• [Esercizio] Nel commento al Messaggio per la Giornata Mondiale della Pace 2017, di chi sono le parole su bombe e armi che Francesco fa proprie?

La sfida della nonviolenza e delle Beatitudini evangeliche per una politica di pace. Commento al Messaggio di Francesco per la Giornata Mondiale della Pace 2017
“Non abbiamo bisogno di bombe e di armi, di distruggere per portare pace, ma solo di stare insieme, di amarci gli uni gli altri”. Nel lanciare la sfida della “nonviolenza come stile di una politica di pace”, Francesco fa proprie queste parole di Madre Teresa: quanto drammaticamente attuali se si pensa alle carneficine portate avanti in non poche regioni del mondo, a cominciare dall’agonia di Aleppo! Nel segno della speranza – spes contra spem, verrebbe da dire – Francesco esalta la testimonianza di leaders di pace che hanno praticato la nonviolenza “con decisione e coerenza” conseguendo “risultati impressionanti”: il Mahatma Gandhi e Kan Abdul Ghaffar in India, Marrtin Luther King negli USA, Leymah Gbowee e migliaia di donne in Liberia.

• [Dati grezzi]
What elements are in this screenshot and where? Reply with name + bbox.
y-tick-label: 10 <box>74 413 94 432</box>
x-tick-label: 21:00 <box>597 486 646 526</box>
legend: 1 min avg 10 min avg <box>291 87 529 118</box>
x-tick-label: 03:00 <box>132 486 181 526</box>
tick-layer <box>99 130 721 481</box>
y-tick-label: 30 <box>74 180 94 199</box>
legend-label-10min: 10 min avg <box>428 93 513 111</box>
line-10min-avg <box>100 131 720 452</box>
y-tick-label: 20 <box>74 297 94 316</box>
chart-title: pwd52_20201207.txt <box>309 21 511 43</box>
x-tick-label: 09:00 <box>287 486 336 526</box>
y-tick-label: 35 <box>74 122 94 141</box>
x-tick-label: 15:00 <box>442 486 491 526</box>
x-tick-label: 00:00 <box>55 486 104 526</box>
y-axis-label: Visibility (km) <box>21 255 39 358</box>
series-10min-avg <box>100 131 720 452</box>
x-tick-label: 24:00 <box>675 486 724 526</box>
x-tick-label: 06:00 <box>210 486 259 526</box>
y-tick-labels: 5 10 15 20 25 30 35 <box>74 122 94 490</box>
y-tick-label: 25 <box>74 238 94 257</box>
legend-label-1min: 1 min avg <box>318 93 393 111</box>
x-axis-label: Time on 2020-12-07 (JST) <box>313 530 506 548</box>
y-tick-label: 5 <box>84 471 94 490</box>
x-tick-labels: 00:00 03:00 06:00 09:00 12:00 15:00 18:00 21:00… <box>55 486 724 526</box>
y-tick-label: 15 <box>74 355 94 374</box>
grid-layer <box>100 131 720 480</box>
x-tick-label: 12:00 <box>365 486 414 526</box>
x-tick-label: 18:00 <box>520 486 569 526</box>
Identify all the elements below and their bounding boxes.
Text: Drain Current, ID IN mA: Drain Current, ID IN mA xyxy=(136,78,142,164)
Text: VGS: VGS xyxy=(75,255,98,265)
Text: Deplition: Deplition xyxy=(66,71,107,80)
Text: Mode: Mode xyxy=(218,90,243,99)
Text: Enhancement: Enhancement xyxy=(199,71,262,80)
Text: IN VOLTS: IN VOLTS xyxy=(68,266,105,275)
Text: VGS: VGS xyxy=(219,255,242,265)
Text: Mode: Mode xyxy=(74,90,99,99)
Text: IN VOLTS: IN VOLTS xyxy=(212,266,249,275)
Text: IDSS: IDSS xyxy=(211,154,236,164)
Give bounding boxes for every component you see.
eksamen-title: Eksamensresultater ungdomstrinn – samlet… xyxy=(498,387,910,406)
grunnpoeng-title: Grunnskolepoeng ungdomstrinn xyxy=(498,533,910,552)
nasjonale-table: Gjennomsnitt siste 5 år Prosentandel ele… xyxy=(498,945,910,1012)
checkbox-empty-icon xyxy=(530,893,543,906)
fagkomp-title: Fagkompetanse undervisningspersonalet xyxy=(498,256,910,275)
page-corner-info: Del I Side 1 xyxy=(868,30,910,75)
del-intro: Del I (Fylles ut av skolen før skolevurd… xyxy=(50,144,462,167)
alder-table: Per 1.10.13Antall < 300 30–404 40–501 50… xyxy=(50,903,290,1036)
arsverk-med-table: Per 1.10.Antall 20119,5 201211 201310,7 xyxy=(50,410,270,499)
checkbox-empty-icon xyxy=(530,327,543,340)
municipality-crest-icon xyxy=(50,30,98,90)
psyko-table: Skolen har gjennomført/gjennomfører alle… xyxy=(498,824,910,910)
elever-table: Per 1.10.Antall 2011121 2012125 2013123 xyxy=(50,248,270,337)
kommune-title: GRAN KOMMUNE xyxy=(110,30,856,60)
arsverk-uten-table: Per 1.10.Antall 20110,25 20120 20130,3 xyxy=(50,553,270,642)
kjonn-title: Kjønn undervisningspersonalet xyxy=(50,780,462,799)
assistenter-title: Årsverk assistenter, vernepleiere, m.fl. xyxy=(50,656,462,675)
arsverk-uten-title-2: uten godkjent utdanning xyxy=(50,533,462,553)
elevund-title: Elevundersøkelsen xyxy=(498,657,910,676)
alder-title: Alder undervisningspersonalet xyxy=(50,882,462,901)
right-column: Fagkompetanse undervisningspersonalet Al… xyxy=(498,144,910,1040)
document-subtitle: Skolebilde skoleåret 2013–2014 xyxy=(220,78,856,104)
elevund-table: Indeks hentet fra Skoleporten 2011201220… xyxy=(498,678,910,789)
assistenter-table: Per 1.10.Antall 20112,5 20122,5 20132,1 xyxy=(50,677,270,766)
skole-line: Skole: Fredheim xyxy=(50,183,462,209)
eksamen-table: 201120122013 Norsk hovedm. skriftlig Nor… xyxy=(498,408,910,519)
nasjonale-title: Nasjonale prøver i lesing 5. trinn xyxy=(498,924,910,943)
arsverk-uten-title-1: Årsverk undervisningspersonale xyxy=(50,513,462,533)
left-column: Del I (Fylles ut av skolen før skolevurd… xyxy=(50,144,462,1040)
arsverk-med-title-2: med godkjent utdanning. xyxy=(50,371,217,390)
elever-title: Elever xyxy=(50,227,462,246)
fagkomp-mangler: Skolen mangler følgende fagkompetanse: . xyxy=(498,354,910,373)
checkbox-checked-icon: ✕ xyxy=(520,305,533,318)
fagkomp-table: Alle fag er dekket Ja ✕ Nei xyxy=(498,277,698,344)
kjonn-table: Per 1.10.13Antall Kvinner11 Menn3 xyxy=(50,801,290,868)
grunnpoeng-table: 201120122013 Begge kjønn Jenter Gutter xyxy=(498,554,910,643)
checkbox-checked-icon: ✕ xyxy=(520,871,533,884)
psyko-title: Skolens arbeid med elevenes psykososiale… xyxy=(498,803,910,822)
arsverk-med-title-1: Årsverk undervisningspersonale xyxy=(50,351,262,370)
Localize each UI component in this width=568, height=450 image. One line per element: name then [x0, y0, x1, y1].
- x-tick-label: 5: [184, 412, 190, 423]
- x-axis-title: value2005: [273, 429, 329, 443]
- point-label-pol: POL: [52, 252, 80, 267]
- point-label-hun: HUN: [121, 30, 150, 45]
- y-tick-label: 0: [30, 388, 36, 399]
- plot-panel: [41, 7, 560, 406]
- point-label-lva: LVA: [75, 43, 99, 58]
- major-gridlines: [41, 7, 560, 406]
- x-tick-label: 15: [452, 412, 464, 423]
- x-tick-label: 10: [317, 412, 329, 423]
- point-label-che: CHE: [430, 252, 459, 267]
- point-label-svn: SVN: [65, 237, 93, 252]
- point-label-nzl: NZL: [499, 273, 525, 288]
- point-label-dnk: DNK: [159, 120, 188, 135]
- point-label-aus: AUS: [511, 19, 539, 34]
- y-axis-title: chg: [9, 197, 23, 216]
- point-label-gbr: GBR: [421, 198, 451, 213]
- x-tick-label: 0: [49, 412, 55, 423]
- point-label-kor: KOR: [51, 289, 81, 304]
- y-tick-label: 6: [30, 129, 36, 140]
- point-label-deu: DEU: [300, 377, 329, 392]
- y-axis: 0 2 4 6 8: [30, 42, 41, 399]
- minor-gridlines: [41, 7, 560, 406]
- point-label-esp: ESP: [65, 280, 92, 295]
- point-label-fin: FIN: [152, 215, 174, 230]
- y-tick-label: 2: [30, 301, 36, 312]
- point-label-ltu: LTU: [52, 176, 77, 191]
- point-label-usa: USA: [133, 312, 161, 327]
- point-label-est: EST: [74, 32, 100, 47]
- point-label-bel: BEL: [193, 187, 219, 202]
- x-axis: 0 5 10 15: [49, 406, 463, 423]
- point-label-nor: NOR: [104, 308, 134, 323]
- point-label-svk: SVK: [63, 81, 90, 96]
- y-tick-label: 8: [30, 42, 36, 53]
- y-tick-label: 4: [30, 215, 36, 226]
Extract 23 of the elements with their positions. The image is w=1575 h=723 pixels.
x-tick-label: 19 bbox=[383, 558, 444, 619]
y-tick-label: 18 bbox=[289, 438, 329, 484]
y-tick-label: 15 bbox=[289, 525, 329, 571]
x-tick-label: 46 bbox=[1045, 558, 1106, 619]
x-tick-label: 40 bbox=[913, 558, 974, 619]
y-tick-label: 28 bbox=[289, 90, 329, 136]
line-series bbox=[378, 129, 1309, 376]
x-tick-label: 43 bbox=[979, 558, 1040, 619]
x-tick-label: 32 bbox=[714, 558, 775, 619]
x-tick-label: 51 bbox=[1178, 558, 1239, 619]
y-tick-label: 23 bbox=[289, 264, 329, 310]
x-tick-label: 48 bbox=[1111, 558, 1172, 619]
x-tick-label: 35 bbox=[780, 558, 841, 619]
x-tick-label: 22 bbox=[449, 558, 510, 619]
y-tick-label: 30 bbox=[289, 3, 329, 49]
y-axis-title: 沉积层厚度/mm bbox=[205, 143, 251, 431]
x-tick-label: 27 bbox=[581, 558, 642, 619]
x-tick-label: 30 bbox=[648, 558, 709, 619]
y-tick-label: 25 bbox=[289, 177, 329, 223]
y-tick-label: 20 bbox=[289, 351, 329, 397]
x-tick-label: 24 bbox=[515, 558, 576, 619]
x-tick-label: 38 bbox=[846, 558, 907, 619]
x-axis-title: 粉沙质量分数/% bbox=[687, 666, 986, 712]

• [Risposta scritta] Sono parole di Madre Teresa.